Items from a data source:
+--

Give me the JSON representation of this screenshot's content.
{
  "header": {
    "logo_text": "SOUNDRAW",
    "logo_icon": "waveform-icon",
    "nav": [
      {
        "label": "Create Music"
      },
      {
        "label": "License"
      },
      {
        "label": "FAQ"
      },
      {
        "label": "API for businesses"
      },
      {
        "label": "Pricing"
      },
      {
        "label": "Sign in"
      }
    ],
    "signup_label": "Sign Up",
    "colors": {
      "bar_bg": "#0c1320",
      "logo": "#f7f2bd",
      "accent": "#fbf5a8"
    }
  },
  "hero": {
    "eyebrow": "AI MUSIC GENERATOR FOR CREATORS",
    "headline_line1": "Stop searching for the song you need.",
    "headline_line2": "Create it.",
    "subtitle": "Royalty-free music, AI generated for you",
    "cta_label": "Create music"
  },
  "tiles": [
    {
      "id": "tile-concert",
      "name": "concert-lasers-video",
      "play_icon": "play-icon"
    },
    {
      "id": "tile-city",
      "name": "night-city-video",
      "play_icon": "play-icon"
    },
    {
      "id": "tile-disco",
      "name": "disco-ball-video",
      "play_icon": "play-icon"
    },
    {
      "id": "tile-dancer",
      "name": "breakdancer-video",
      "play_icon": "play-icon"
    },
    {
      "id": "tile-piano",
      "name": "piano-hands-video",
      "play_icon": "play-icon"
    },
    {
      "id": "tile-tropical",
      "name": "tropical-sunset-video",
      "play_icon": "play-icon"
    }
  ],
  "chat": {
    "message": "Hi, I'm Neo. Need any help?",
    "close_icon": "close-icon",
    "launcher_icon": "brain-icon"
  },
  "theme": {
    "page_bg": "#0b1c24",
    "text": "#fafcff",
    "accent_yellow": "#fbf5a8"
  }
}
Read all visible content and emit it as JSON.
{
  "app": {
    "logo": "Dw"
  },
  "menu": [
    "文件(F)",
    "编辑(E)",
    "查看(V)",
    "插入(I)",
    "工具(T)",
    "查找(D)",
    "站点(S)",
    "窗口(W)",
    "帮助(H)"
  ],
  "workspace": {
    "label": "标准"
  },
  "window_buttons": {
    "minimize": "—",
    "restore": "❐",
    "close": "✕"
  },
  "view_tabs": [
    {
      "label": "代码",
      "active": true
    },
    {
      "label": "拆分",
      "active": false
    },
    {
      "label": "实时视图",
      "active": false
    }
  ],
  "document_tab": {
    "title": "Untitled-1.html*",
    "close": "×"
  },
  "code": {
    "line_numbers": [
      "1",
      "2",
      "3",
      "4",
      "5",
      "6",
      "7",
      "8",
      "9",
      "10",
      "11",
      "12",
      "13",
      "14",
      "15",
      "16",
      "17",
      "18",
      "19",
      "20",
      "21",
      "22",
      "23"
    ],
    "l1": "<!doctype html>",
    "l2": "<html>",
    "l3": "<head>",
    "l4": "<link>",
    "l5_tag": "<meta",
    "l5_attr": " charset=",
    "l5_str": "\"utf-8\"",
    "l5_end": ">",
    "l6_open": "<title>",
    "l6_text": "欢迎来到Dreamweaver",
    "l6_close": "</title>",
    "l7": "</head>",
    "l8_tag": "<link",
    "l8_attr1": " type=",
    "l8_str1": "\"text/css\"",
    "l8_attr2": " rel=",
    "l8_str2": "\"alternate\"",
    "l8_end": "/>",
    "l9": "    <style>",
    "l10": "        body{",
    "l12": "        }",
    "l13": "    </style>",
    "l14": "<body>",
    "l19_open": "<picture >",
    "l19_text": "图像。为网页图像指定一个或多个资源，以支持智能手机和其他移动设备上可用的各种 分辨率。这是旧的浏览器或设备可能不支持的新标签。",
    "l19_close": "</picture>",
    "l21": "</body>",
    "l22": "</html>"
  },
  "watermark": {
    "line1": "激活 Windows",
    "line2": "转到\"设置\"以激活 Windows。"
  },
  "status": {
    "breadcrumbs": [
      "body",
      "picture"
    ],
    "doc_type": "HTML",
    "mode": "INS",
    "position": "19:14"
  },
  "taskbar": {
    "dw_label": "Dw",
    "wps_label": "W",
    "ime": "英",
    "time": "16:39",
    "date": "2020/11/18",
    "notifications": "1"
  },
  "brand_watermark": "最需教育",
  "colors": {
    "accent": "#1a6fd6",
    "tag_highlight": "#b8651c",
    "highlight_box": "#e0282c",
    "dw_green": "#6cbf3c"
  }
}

+--

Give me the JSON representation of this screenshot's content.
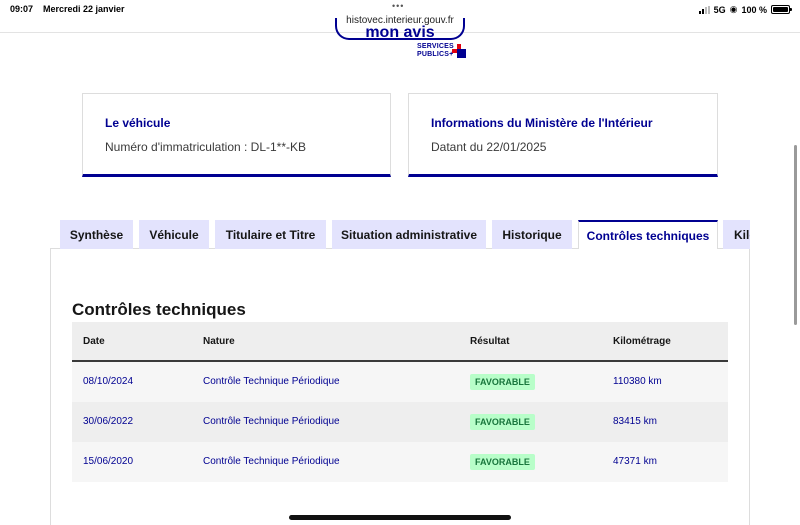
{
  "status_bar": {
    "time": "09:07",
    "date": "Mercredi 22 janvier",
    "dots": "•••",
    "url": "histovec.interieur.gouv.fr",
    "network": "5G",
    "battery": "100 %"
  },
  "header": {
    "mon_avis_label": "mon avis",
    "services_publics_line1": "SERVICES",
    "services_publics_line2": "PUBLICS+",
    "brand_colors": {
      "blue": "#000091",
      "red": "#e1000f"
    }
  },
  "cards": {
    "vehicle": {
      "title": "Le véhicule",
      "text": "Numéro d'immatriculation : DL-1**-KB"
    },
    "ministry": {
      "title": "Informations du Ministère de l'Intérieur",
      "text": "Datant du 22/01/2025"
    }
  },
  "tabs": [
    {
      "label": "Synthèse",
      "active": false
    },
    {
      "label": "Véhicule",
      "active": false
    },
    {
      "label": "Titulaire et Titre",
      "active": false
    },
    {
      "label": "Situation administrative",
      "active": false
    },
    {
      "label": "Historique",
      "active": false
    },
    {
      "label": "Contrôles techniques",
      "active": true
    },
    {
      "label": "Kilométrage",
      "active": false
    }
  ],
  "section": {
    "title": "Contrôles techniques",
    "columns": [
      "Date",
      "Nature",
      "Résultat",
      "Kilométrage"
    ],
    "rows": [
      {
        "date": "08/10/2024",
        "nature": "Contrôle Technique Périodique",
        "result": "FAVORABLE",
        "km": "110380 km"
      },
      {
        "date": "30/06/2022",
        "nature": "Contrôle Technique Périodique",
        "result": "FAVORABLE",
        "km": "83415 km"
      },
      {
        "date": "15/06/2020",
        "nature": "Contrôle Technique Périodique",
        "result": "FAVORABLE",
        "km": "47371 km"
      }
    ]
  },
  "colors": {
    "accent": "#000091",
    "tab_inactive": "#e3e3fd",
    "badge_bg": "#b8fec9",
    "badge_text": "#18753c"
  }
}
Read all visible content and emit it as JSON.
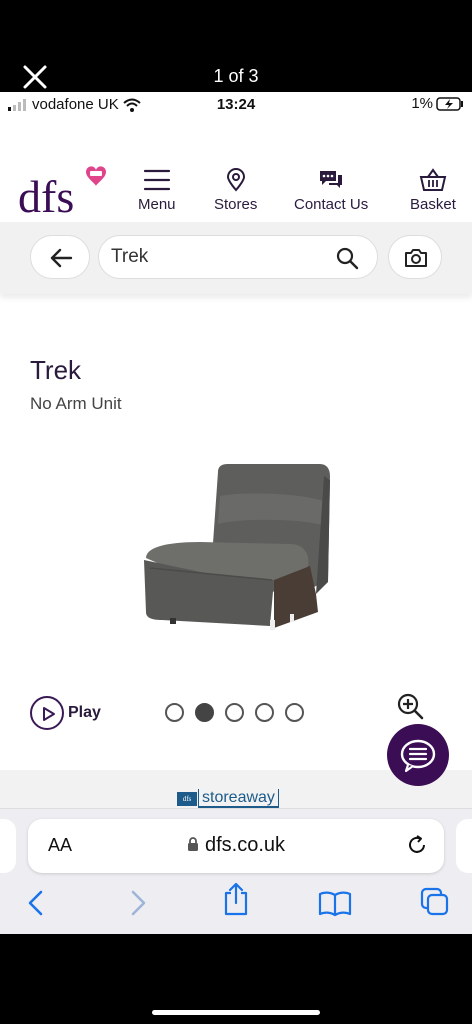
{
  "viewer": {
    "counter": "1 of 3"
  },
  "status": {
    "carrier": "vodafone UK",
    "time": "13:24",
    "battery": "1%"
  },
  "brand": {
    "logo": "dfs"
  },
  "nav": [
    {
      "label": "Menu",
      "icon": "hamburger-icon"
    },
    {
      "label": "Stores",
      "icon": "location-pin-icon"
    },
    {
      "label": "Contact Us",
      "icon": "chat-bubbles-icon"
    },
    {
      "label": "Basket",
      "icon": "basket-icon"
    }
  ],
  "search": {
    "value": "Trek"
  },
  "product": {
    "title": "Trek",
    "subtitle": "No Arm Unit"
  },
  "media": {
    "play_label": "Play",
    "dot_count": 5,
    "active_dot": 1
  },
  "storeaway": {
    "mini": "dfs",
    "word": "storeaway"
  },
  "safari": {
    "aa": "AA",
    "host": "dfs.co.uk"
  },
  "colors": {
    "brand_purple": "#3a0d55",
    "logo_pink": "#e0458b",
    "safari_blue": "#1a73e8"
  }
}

+--

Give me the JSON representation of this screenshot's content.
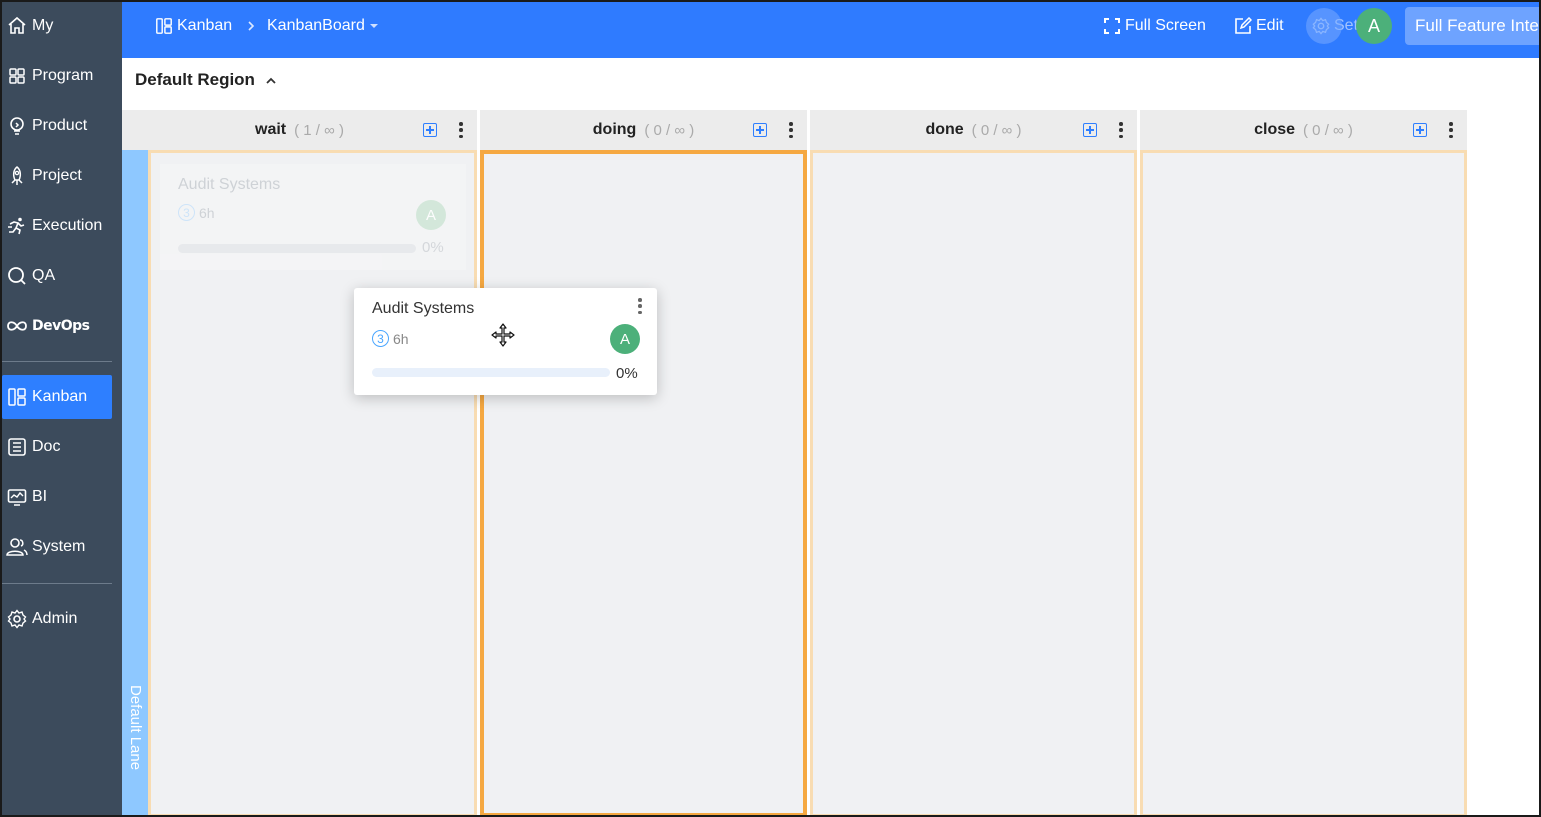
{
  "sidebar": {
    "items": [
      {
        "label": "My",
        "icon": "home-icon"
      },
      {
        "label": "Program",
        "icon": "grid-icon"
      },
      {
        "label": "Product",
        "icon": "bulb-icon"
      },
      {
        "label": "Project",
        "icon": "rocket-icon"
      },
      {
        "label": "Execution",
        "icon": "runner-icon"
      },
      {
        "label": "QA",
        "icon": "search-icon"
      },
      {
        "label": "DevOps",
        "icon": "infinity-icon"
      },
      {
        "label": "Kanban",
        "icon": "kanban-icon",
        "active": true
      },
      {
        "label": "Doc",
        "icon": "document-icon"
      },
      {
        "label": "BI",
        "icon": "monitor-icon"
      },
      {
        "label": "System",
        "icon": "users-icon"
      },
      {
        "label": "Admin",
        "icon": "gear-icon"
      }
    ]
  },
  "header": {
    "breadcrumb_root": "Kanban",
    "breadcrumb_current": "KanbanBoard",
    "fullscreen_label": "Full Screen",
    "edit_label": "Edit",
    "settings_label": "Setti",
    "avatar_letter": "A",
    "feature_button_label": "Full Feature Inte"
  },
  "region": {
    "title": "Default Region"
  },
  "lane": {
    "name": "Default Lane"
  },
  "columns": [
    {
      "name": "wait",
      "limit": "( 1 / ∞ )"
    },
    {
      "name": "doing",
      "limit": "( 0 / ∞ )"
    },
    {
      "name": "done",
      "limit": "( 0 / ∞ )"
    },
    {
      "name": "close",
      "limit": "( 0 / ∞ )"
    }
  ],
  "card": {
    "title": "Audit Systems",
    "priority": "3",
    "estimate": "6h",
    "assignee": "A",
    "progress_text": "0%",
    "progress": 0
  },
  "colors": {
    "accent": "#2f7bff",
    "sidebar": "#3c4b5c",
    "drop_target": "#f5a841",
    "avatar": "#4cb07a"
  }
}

+--

▶ **What is needed**:
Pick out each line in the material containing "subtitle".

▶ **Exercise solution**:
    "subtitle": "Royalty-free music, AI generated for you",
    "subtitle": "No Arm Unit"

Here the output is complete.